Job | An exact copy of every record is needed.

Record extracts |
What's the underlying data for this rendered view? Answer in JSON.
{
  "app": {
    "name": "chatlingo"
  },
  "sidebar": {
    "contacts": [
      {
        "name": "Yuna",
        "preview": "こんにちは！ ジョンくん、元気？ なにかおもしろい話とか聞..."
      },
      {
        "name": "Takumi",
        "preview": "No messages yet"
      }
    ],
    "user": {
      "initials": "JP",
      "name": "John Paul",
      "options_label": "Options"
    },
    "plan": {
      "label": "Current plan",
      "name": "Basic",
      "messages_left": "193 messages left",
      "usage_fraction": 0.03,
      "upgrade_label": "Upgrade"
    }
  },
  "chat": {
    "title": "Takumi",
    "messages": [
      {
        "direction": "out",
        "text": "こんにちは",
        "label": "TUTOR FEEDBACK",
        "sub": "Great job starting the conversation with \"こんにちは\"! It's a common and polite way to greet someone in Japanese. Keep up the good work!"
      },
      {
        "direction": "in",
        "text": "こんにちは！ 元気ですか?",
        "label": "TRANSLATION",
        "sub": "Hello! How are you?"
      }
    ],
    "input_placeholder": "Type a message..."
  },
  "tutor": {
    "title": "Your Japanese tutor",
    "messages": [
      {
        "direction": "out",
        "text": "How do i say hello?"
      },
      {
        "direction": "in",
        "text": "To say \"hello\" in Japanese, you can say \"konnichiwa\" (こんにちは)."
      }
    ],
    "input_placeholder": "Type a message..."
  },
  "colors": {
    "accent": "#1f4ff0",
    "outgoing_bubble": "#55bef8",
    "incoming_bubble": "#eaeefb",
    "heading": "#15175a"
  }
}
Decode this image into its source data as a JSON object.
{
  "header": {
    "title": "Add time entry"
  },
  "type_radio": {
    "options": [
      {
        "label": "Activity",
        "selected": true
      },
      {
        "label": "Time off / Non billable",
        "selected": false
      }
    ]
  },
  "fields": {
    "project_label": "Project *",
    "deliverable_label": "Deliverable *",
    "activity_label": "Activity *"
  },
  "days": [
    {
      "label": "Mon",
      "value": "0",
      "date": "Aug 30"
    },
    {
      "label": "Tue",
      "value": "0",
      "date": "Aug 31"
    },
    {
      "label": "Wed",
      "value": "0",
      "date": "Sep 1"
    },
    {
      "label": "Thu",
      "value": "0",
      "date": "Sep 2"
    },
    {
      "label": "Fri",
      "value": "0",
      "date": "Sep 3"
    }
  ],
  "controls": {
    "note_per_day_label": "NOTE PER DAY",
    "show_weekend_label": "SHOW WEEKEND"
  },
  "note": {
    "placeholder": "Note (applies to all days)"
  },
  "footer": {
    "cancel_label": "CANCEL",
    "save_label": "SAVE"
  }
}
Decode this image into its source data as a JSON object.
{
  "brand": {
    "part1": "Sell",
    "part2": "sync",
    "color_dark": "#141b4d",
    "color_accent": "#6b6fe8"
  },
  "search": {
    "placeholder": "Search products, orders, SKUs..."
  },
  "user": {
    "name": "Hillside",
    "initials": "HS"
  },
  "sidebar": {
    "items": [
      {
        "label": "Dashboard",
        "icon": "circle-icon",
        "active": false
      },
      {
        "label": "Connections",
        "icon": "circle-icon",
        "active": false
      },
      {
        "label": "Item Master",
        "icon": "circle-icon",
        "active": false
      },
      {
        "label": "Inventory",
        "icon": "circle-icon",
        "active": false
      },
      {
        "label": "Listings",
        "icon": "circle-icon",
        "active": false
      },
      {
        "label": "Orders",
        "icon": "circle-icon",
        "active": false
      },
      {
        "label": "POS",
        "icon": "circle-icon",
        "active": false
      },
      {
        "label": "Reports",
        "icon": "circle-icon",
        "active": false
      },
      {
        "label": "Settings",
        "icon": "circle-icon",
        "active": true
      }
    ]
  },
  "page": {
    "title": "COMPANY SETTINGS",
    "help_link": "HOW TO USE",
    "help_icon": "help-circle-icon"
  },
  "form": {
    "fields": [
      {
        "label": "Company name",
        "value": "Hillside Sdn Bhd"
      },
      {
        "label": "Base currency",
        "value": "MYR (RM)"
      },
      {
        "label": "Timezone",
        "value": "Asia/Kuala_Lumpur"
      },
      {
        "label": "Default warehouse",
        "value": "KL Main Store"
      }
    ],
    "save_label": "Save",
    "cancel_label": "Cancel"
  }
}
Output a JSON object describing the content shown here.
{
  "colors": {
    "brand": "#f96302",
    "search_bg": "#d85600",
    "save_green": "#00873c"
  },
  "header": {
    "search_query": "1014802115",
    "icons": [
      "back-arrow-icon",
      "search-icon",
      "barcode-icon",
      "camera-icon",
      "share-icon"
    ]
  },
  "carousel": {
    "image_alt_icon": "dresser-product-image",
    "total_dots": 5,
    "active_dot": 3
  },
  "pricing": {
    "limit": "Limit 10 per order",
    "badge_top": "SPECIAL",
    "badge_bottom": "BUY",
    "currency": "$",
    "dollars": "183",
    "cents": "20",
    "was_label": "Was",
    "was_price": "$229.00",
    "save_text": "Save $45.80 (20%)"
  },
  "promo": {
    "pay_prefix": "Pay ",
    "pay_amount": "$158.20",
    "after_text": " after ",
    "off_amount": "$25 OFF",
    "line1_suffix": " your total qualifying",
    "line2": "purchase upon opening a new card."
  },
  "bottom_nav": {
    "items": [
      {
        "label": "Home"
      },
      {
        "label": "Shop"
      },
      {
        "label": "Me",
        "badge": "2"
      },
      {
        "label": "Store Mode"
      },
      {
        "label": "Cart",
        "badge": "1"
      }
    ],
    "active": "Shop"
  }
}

Answer for the task |
What's the underlying data for this rendered view? Answer in JSON.
{
  "app": {
    "name": "chatlingo"
  },
  "sidebar": {
    "contacts": [
      {
        "name": "Yuna",
        "preview": "こんにちは！ ジョンくん、元気？ なにかおもしろい話とか聞..."
      },
      {
        "name": "Takumi",
        "preview": "No messages yet"
      }
    ],
    "user": {
      "initials": "JP",
      "name": "John Paul",
      "options_label": "Options"
    },
    "plan": {
      "label": "Current plan",
      "name": "Basic",
      "messages_left": "193 messages left",
      "usage_fraction": 0.03,
      "upgrade_label": "Upgrade"
    }
  },
  "chat": {
    "title": "Takumi",
    "messages": [
      {
        "direction": "out",
        "text": "こんにちは",
        "label": "TUTOR FEEDBACK",
        "sub": "Great job starting the conversation with \"こんにちは\"! It's a common and polite way to greet someone in Japanese. Keep up the good work!"
      },
      {
        "direction": "in",
        "text": "こんにちは！ 元気ですか?",
        "label": "TRANSLATION",
        "sub": "Hello! How are you?"
      }
    ],
    "input_placeholder": "Type a message..."
  },
  "tutor": {
    "title": "Your Japanese tutor",
    "messages": [
      {
        "direction": "out",
        "text": "How do i say hello?"
      },
      {
        "direction": "in",
        "text": "To say \"hello\" in Japanese, you can say \"konnichiwa\" (こんにちは)."
      }
    ],
    "input_placeholder": "Type a message..."
  },
  "colors": {
    "accent": "#1f4ff0",
    "outgoing_bubble": "#55bef8",
    "incoming_bubble": "#eaeefb",
    "heading": "#15175a"
  }
}
Decode this image into its source data as a JSON object.
{
  "header": {
    "title": "Add time entry"
  },
  "type_radio": {
    "options": [
      {
        "label": "Activity",
        "selected": true
      },
      {
        "label": "Time off / Non billable",
        "selected": false
      }
    ]
  },
  "fields": {
    "project_label": "Project *",
    "deliverable_label": "Deliverable *",
    "activity_label": "Activity *"
  },
  "days": [
    {
      "label": "Mon",
      "value": "0",
      "date": "Aug 30"
    },
    {
      "label": "Tue",
      "value": "0",
      "date": "Aug 31"
    },
    {
      "label": "Wed",
      "value": "0",
      "date": "Sep 1"
    },
    {
      "label": "Thu",
      "value": "0",
      "date": "Sep 2"
    },
    {
      "label": "Fri",
      "value": "0",
      "date": "Sep 3"
    }
  ],
  "controls": {
    "note_per_day_label": "NOTE PER DAY",
    "show_weekend_label": "SHOW WEEKEND"
  },
  "note": {
    "placeholder": "Note (applies to all days)"
  },
  "footer": {
    "cancel_label": "CANCEL",
    "save_label": "SAVE"
  }
}
Decode this image into its source data as a JSON object.
{
  "brand": {
    "part1": "Sell",
    "part2": "sync",
    "color_dark": "#141b4d",
    "color_accent": "#6b6fe8"
  },
  "search": {
    "placeholder": "Search products, orders, SKUs..."
  },
  "user": {
    "name": "Hillside",
    "initials": "HS"
  },
  "sidebar": {
    "items": [
      {
        "label": "Dashboard",
        "icon": "circle-icon",
        "active": false
      },
      {
        "label": "Connections",
        "icon": "circle-icon",
        "active": false
      },
      {
        "label": "Item Master",
        "icon": "circle-icon",
        "active": false
      },
      {
        "label": "Inventory",
        "icon": "circle-icon",
        "active": false
      },
      {
        "label": "Listings",
        "icon": "circle-icon",
        "active": false
      },
      {
        "label": "Orders",
        "icon": "circle-icon",
        "active": false
      },
      {
        "label": "POS",
        "icon": "circle-icon",
        "active": false
      },
      {
        "label": "Reports",
        "icon": "circle-icon",
        "active": false
      },
      {
        "label": "Settings",
        "icon": "circle-icon",
        "active": true
      }
    ]
  },
  "page": {
    "title": "COMPANY SETTINGS",
    "help_link": "HOW TO USE",
    "help_icon": "help-circle-icon"
  },
  "form": {
    "fields": [
      {
        "label": "Company name",
        "value": "Hillside Sdn Bhd"
      },
      {
        "label": "Base currency",
        "value": "MYR (RM)"
      },
      {
        "label": "Timezone",
        "value": "Asia/Kuala_Lumpur"
      },
      {
        "label": "Default warehouse",
        "value": "KL Main Store"
      }
    ],
    "save_label": "Save",
    "cancel_label": "Cancel"
  }
}
Output a JSON object describing the content shown here.
{
  "colors": {
    "brand": "#f96302",
    "search_bg": "#d85600",
    "save_green": "#00873c"
  },
  "header": {
    "search_query": "1014802115",
    "icons": [
      "back-arrow-icon",
      "search-icon",
      "barcode-icon",
      "camera-icon",
      "share-icon"
    ]
  },
  "carousel": {
    "image_alt_icon": "dresser-product-image",
    "total_dots": 5,
    "active_dot": 3
  },
  "pricing": {
    "limit": "Limit 10 per order",
    "badge_top": "SPECIAL",
    "badge_bottom": "BUY",
    "currency": "$",
    "dollars": "183",
    "cents": "20",
    "was_label": "Was",
    "was_price": "$229.00",
    "save_text": "Save $45.80 (20%)"
  },
  "promo": {
    "pay_prefix": "Pay ",
    "pay_amount": "$158.20",
    "after_text": " after ",
    "off_amount": "$25 OFF",
    "line1_suffix": " your total qualifying",
    "line2": "purchase upon opening a new card."
  },
  "bottom_nav": {
    "items": [
      {
        "label": "Home"
      },
      {
        "label": "Shop"
      },
      {
        "label": "Me",
        "badge": "2"
      },
      {
        "label": "Store Mode"
      },
      {
        "label": "Cart",
        "badge": "1"
      }
    ],
    "active": "Shop"
  }
}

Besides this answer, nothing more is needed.